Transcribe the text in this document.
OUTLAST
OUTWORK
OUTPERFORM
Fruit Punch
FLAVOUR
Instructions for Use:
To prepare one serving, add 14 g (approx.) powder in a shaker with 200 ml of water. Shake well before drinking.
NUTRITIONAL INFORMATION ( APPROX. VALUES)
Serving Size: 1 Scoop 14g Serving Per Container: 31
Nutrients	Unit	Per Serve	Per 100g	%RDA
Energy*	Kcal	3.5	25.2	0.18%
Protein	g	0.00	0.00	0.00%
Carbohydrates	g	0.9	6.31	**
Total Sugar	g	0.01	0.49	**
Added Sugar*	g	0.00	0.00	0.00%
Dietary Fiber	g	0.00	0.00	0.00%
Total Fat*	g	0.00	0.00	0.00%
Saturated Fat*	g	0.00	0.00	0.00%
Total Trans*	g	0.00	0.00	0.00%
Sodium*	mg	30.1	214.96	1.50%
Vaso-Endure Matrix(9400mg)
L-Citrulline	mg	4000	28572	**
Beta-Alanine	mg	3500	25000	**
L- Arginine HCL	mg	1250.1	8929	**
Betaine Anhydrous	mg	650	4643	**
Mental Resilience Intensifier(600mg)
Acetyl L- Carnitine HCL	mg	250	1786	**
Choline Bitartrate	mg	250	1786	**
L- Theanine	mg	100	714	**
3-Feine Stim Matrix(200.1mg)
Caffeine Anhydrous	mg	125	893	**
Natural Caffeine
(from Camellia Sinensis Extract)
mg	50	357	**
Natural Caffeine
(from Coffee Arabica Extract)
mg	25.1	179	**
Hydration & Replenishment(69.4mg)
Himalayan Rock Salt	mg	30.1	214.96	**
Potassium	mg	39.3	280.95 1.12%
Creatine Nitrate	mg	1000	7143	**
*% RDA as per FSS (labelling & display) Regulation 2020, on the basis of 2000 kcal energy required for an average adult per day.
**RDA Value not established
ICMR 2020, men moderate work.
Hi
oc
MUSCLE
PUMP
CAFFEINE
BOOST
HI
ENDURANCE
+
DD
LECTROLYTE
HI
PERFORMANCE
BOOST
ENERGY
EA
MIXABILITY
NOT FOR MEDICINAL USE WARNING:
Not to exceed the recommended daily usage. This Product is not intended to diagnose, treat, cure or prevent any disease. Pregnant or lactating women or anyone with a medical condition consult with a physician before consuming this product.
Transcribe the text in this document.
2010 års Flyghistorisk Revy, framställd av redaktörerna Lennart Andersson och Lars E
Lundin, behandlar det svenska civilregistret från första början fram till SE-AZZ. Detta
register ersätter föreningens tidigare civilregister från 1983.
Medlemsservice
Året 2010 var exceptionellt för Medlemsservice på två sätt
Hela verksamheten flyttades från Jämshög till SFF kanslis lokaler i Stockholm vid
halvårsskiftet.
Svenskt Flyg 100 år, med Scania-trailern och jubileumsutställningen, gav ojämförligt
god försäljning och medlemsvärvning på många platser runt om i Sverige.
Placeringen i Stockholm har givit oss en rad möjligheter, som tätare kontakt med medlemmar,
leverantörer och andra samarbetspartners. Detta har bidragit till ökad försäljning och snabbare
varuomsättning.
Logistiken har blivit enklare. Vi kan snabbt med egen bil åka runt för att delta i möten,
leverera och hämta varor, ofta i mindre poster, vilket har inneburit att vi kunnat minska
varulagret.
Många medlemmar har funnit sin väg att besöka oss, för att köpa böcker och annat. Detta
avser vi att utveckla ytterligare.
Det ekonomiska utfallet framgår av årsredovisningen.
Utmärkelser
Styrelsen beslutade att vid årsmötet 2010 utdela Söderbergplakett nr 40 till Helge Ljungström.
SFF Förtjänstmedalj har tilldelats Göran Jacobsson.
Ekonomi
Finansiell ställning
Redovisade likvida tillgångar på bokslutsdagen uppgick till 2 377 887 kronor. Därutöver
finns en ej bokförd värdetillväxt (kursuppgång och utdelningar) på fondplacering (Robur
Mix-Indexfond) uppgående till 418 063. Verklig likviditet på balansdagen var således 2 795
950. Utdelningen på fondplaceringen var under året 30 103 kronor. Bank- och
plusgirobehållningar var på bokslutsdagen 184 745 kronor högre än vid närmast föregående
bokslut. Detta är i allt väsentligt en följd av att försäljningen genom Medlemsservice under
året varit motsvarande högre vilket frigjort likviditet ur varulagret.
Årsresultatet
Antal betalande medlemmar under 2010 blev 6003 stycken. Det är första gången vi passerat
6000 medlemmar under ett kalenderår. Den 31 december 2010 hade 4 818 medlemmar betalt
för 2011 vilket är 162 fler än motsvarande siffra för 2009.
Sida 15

= = = = =

* _Exercise goal_
Write out every line of the data again, exactly as it reads.

* _Response box_
Transcribe the text in this document.
OUTLAST
OUTWORK
OUTPERFORM
Fruit Punch
FLAVOUR
Instructions for Use:
To prepare one serving, add 14 g (approx.) powder in a shaker with 200 ml of water. Shake well before drinking.
NUTRITIONAL INFORMATION ( APPROX. VALUES)
Serving Size: 1 Scoop 14g Serving Per Container: 31
Nutrients	Unit	Per Serve	Per 100g	%RDA
Energy*	Kcal	3.5	25.2	0.18%
Protein	g	0.00	0.00	0.00%
Carbohydrates	g	0.9	6.31	**
Total Sugar	g	0.01	0.49	**
Added Sugar*	g	0.00	0.00	0.00%
Dietary Fiber	g	0.00	0.00	0.00%
Total Fat*	g	0.00	0.00	0.00%
Saturated Fat*	g	0.00	0.00	0.00%
Total Trans*	g	0.00	0.00	0.00%
Sodium*	mg	30.1	214.96	1.50%
Vaso-Endure Matrix(9400mg)
L-Citrulline	mg	4000	28572	**
Beta-Alanine	mg	3500	25000	**
L- Arginine HCL	mg	1250.1	8929	**
Betaine Anhydrous	mg	650	4643	**
Mental Resilience Intensifier(600mg)
Acetyl L- Carnitine HCL	mg	250	1786	**
Choline Bitartrate	mg	250	1786	**
L- Theanine	mg	100	714	**
3-Feine Stim Matrix(200.1mg)
Caffeine Anhydrous	mg	125	893	**
Natural Caffeine
(from Camellia Sinensis Extract)
mg	50	357	**
Natural Caffeine
(from Coffee Arabica Extract)
mg	25.1	179	**
Hydration & Replenishment(69.4mg)
Himalayan Rock Salt	mg	30.1	214.96	**
Potassium	mg	39.3	280.95 1.12%
Creatine Nitrate	mg	1000	7143	**
*% RDA as per FSS (labelling & display) Regulation 2020, on the basis of 2000 kcal energy required for an average adult per day.
**RDA Value not established
ICMR 2020, men moderate work.
Hi
oc
MUSCLE
PUMP
CAFFEINE
BOOST
HI
ENDURANCE
+
DD
LECTROLYTE
HI
PERFORMANCE
BOOST
ENERGY
EA
MIXABILITY
NOT FOR MEDICINAL USE WARNING:
Not to exceed the recommended daily usage. This Product is not intended to diagnose, treat, cure or prevent any disease. Pregnant or lactating women or anyone with a medical condition consult with a physician before consuming this product.
Transcribe the text in this document.
2010 års Flyghistorisk Revy, framställd av redaktörerna Lennart Andersson och Lars E
Lundin, behandlar det svenska civilregistret från första början fram till SE-AZZ. Detta
register ersätter föreningens tidigare civilregister från 1983.
Medlemsservice
Året 2010 var exceptionellt för Medlemsservice på två sätt
Hela verksamheten flyttades från Jämshög till SFF kanslis lokaler i Stockholm vid
halvårsskiftet.
Svenskt Flyg 100 år, med Scania-trailern och jubileumsutställningen, gav ojämförligt
god försäljning och medlemsvärvning på många platser runt om i Sverige.
Placeringen i Stockholm har givit oss en rad möjligheter, som tätare kontakt med medlemmar,
leverantörer och andra samarbetspartners. Detta har bidragit till ökad försäljning och snabbare
varuomsättning.
Logistiken har blivit enklare. Vi kan snabbt med egen bil åka runt för att delta i möten,
leverera och hämta varor, ofta i mindre poster, vilket har inneburit att vi kunnat minska
varulagret.
Många medlemmar har funnit sin väg att besöka oss, för att köpa böcker och annat. Detta
avser vi att utveckla ytterligare.
Det ekonomiska utfallet framgår av årsredovisningen.
Utmärkelser
Styrelsen beslutade att vid årsmötet 2010 utdela Söderbergplakett nr 40 till Helge Ljungström.
SFF Förtjänstmedalj har tilldelats Göran Jacobsson.
Ekonomi
Finansiell ställning
Redovisade likvida tillgångar på bokslutsdagen uppgick till 2 377 887 kronor. Därutöver
finns en ej bokförd värdetillväxt (kursuppgång och utdelningar) på fondplacering (Robur
Mix-Indexfond) uppgående till 418 063. Verklig likviditet på balansdagen var således 2 795
950. Utdelningen på fondplaceringen var under året 30 103 kronor. Bank- och
plusgirobehållningar var på bokslutsdagen 184 745 kronor högre än vid närmast föregående
bokslut. Detta är i allt väsentligt en följd av att försäljningen genom Medlemsservice under
året varit motsvarande högre vilket frigjort likviditet ur varulagret.
Årsresultatet
Antal betalande medlemmar under 2010 blev 6003 stycken. Det är första gången vi passerat
6000 medlemmar under ett kalenderår. Den 31 december 2010 hade 4 818 medlemmar betalt
för 2011 vilket är 162 fler än motsvarande siffra för 2009.
Sida 15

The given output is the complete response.